▶ _What you are asked to do_
Show every line in the records below that contains the word "berichtspflichtig".

----- Input material -----

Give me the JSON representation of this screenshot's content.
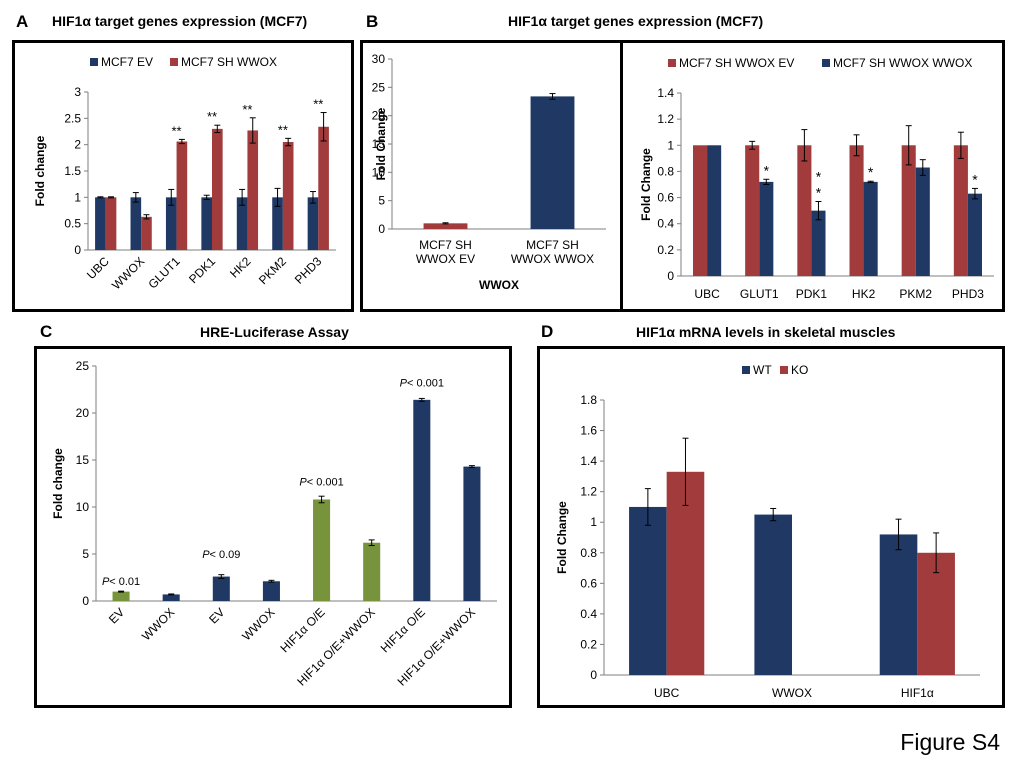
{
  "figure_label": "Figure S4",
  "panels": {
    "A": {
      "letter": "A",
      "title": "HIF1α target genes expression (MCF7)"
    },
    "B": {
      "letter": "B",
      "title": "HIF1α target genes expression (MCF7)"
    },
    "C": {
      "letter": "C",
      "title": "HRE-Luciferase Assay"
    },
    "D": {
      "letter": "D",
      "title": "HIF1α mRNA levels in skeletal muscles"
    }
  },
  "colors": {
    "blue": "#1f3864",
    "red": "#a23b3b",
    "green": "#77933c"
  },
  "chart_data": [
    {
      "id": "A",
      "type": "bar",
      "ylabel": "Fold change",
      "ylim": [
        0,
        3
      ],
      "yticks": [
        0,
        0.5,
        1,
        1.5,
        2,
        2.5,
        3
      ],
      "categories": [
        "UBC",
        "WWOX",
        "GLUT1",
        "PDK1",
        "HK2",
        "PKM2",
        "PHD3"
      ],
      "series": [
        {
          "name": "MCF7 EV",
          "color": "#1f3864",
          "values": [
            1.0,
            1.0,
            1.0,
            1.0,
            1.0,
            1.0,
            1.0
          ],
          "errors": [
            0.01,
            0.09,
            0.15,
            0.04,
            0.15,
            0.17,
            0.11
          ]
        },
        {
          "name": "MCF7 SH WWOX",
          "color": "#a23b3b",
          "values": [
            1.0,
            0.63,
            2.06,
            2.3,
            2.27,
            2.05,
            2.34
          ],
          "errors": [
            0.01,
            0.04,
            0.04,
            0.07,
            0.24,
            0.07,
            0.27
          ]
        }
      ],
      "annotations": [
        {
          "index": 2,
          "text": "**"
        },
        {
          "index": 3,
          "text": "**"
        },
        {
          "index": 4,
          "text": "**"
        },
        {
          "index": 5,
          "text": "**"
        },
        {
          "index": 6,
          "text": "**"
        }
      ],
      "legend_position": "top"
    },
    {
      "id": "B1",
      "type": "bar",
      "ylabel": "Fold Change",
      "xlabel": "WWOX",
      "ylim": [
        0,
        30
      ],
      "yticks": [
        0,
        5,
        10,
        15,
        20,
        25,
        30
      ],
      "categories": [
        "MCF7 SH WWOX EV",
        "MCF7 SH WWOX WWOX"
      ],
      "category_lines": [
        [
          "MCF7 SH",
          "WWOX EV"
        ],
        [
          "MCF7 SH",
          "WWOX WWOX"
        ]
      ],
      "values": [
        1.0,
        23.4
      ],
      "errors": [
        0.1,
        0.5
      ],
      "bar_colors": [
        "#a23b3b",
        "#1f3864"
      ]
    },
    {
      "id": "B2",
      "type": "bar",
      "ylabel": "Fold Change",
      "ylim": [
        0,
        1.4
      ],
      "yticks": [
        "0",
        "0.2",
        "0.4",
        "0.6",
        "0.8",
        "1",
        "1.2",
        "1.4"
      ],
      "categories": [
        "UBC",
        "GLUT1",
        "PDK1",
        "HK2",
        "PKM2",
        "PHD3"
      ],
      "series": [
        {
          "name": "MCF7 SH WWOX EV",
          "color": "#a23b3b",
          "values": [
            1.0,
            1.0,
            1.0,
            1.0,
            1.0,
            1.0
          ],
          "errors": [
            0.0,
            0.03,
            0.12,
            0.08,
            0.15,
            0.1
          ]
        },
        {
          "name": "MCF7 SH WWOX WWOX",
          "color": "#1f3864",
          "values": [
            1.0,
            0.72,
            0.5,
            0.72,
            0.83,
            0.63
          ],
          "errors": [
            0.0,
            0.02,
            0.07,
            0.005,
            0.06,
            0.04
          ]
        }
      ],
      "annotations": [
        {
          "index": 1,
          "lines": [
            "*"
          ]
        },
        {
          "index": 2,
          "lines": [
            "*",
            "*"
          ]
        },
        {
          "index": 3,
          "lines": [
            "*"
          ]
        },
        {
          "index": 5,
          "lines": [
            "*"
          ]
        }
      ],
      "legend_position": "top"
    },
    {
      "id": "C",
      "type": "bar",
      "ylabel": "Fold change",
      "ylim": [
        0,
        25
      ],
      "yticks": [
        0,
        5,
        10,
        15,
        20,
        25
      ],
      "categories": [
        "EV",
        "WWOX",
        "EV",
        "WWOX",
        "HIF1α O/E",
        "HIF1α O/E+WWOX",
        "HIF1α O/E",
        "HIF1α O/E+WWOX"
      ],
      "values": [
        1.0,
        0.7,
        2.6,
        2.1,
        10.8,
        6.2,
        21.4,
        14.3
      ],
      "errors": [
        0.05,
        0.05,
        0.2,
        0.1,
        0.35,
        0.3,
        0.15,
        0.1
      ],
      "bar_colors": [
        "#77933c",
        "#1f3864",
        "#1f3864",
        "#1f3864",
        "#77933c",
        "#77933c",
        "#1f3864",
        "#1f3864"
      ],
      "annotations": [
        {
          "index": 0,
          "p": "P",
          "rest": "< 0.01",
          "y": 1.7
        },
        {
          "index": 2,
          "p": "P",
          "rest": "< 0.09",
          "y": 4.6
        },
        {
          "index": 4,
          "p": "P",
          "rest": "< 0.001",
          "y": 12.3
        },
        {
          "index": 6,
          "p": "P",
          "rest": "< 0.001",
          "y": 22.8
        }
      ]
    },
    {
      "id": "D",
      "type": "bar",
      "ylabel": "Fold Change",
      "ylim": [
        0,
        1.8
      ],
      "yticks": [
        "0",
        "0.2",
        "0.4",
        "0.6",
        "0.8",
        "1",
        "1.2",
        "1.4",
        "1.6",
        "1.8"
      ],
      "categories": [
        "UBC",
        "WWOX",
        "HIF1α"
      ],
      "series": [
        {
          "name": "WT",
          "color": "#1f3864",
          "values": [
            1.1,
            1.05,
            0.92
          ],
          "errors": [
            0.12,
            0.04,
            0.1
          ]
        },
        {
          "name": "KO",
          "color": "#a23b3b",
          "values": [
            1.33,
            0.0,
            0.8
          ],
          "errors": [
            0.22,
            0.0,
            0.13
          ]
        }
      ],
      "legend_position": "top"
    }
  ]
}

-----
----- Input material -----

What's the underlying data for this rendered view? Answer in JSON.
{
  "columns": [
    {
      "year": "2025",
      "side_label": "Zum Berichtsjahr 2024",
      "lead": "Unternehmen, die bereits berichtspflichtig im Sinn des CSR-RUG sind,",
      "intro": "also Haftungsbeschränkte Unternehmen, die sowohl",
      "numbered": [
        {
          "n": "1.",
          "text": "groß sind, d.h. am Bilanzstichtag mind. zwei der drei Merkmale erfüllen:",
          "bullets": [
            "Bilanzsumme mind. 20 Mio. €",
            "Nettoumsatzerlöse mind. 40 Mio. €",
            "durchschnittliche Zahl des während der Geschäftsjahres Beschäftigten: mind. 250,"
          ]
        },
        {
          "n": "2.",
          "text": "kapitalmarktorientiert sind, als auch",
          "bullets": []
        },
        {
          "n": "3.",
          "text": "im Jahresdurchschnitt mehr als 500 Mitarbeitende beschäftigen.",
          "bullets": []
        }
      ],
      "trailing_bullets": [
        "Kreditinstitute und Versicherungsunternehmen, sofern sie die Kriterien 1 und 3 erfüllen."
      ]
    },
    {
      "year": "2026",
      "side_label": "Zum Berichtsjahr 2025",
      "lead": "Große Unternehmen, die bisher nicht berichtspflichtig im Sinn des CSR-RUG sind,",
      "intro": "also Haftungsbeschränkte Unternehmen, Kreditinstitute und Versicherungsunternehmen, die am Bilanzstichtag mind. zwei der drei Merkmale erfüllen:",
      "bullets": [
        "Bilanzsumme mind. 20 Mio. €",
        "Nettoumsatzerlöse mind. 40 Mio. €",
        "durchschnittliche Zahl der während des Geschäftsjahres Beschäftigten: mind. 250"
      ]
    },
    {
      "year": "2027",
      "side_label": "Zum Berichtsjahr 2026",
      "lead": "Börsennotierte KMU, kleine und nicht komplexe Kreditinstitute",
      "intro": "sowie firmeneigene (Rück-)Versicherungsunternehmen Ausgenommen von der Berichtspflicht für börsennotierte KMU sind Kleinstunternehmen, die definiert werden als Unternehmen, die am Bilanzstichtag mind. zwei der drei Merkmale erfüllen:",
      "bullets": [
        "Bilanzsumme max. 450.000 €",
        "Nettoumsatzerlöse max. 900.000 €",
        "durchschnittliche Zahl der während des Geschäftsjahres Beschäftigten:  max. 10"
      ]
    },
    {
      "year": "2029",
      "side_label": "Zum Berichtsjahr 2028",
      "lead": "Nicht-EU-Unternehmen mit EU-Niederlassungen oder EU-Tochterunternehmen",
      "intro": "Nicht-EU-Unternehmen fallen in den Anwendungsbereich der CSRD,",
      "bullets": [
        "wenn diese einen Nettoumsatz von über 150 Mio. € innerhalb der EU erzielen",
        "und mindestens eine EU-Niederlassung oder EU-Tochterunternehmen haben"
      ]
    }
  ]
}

-----

▶ _Answer to this exercise_
      "lead": "Unternehmen, die bereits berichtspflichtig im Sinn des CSR-RUG sind,",
      "lead": "Große Unternehmen, die bisher nicht berichtspflichtig im Sinn des CSR-RUG sind,",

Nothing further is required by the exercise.